A run of records:
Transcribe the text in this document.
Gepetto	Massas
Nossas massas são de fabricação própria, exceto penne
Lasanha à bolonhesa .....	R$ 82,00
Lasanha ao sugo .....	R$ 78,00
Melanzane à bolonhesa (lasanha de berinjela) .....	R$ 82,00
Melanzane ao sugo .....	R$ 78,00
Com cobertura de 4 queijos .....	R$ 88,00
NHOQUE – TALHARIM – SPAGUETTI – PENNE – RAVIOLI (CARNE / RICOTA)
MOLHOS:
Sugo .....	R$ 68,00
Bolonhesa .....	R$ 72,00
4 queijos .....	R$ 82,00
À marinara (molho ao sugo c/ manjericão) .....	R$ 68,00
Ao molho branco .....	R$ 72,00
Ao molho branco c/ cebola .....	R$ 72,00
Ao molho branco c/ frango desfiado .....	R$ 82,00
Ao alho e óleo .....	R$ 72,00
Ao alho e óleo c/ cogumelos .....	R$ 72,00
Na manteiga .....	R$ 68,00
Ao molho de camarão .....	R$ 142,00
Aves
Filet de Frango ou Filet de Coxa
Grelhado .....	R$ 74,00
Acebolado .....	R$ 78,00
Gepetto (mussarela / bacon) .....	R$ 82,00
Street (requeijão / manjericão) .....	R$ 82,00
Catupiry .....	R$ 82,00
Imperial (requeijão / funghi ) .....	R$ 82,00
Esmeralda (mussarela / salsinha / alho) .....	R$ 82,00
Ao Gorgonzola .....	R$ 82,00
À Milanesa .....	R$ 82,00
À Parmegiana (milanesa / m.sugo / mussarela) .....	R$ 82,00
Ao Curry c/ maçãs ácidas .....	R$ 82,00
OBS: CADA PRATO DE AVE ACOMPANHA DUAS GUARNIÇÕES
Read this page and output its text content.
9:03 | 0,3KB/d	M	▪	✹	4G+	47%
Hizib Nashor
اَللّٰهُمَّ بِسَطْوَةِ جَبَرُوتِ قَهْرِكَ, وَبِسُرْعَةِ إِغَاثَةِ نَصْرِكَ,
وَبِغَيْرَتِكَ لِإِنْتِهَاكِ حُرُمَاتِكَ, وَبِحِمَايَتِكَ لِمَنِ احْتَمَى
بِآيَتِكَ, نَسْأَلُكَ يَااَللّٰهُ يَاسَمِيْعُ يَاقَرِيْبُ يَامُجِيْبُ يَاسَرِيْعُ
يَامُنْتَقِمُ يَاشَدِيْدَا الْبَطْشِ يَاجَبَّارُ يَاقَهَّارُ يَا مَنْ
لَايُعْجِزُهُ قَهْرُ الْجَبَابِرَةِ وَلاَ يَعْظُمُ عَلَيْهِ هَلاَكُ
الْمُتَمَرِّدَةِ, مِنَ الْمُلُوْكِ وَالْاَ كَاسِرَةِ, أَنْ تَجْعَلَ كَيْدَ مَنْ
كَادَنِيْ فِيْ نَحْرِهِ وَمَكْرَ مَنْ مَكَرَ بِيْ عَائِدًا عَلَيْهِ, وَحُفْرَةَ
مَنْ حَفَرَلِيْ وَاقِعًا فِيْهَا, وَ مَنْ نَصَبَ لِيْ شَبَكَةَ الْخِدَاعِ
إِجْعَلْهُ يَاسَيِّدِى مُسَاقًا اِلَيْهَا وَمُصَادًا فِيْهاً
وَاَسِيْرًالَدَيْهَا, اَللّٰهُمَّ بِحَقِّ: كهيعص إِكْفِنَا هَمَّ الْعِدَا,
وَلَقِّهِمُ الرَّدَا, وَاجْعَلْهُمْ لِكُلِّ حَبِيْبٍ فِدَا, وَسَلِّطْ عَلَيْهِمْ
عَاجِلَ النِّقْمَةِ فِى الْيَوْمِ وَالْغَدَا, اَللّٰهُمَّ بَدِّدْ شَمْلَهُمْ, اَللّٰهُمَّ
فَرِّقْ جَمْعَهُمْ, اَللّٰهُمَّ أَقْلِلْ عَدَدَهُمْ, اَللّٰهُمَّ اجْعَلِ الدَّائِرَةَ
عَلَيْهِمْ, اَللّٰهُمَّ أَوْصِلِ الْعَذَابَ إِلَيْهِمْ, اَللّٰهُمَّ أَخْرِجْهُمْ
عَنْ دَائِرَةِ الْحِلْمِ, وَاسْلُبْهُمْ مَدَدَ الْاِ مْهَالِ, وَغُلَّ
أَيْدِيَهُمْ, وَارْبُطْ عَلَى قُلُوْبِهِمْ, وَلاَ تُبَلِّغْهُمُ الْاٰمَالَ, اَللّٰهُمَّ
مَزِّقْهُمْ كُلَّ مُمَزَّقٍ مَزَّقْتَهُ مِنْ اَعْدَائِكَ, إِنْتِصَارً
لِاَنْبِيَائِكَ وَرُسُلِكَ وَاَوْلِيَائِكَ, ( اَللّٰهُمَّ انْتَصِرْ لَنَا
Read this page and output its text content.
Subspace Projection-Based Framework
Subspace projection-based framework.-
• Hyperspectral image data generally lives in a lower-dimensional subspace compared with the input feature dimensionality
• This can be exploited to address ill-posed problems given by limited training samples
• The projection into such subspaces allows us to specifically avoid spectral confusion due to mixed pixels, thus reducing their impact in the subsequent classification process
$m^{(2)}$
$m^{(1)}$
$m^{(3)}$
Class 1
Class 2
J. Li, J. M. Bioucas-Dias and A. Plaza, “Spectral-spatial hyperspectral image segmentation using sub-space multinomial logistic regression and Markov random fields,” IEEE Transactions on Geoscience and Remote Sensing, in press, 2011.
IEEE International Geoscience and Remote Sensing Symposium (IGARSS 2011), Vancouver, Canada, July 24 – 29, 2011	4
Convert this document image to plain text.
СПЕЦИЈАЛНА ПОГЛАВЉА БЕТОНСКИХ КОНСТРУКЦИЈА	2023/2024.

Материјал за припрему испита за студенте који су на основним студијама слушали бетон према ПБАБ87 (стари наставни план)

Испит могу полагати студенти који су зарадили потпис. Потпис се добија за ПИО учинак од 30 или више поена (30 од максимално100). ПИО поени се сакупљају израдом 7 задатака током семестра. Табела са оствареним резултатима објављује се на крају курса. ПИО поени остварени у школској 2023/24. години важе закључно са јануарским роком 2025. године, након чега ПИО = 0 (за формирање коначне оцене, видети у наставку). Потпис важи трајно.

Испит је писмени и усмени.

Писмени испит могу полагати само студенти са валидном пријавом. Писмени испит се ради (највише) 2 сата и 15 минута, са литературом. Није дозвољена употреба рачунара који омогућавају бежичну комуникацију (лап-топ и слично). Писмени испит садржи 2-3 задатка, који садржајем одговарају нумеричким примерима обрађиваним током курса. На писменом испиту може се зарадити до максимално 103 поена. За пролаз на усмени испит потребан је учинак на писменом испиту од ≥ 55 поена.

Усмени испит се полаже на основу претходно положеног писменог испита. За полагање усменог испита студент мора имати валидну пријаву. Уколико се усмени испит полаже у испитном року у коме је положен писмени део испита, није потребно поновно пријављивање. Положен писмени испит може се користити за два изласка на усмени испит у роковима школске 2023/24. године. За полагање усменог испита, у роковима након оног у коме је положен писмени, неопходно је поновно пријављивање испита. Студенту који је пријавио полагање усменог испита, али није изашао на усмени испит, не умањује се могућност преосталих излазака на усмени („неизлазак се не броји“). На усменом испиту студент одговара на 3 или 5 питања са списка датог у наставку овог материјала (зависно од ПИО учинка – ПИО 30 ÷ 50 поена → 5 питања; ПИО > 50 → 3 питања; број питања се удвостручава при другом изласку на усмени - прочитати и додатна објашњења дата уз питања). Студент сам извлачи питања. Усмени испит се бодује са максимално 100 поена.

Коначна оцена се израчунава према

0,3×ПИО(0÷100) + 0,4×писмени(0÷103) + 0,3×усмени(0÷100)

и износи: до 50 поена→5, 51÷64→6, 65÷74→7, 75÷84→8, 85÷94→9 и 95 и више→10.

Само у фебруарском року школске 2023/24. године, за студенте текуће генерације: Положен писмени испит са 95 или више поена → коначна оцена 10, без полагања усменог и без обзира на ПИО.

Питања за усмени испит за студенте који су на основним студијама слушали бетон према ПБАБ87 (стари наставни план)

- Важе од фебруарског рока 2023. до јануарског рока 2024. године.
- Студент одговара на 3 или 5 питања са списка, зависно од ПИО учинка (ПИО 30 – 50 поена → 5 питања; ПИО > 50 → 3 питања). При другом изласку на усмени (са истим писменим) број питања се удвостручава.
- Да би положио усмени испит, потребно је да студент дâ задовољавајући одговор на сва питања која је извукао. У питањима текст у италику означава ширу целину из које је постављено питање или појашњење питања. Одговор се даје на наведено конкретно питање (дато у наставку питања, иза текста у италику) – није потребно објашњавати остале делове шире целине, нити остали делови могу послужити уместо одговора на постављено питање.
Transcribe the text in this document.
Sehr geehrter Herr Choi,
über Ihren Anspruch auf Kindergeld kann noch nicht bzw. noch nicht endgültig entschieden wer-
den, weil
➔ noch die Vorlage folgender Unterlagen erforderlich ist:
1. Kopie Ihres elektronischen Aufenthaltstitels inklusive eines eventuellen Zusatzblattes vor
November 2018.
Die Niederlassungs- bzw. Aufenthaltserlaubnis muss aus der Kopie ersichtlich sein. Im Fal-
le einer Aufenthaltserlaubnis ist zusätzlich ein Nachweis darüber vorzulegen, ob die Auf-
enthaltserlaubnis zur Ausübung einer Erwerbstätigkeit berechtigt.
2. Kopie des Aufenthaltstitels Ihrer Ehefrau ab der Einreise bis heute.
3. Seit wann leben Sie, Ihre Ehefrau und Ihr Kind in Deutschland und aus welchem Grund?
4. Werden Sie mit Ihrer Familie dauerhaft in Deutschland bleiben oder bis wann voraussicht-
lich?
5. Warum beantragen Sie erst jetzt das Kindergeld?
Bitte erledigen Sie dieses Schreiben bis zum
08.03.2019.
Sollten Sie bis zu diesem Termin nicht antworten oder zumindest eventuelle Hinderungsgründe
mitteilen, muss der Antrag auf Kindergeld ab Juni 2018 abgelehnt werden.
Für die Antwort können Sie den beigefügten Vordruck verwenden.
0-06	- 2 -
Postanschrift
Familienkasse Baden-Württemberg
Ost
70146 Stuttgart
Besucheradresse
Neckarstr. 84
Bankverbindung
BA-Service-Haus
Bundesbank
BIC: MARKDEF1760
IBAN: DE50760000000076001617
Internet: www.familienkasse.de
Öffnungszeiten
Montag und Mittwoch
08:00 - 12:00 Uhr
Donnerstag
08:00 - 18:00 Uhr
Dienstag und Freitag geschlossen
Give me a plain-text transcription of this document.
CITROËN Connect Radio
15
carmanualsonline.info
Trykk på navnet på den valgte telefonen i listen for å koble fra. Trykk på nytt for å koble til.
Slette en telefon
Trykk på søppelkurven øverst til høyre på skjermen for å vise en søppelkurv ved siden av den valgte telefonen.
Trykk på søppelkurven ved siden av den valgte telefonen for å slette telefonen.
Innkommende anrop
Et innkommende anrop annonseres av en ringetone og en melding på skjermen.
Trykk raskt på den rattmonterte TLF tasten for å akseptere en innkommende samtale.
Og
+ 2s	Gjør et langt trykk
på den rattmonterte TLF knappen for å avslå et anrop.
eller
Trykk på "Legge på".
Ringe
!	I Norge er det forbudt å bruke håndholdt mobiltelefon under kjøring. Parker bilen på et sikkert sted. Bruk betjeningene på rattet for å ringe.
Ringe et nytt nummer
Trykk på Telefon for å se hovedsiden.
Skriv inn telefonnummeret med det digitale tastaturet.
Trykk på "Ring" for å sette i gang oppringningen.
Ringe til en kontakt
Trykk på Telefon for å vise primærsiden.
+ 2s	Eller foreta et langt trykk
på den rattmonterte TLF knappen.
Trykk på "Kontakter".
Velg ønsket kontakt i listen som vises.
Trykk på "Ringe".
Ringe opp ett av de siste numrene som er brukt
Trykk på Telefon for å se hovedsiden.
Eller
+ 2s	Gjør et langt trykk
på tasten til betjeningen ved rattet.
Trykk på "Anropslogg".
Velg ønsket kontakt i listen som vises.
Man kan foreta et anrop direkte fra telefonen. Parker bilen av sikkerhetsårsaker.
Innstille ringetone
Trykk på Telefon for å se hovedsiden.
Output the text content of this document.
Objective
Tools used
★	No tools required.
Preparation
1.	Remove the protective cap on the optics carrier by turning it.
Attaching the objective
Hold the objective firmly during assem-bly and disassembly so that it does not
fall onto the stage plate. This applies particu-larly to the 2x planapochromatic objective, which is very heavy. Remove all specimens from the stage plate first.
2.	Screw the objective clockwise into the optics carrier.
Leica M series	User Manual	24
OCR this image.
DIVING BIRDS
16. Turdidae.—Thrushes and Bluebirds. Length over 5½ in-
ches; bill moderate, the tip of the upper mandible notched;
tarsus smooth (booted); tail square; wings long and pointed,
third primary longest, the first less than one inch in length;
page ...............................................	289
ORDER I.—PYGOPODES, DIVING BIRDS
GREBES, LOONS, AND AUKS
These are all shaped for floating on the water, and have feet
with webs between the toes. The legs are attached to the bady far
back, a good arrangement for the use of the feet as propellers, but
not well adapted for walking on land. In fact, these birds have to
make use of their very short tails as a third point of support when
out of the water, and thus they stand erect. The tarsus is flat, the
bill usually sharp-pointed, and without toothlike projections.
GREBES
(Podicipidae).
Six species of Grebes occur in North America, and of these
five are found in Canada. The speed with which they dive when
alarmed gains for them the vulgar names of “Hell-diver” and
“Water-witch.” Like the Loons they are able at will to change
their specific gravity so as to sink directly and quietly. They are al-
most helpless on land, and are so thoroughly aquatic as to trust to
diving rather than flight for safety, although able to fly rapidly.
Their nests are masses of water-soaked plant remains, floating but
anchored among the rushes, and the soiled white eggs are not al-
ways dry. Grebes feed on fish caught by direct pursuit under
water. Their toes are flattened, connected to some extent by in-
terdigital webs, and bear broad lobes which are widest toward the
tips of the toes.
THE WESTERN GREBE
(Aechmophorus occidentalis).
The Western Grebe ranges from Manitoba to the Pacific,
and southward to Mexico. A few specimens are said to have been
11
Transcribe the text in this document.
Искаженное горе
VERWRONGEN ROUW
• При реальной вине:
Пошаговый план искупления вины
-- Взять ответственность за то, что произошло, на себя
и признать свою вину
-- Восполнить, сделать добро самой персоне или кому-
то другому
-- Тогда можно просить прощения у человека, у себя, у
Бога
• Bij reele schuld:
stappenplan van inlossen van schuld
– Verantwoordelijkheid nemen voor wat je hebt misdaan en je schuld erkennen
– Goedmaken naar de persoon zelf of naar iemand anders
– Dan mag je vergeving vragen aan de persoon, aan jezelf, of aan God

PROBLEM TO SOLVE: Reply with one number: the count of lines in the entries that include the word "when".

SOLUTION: 2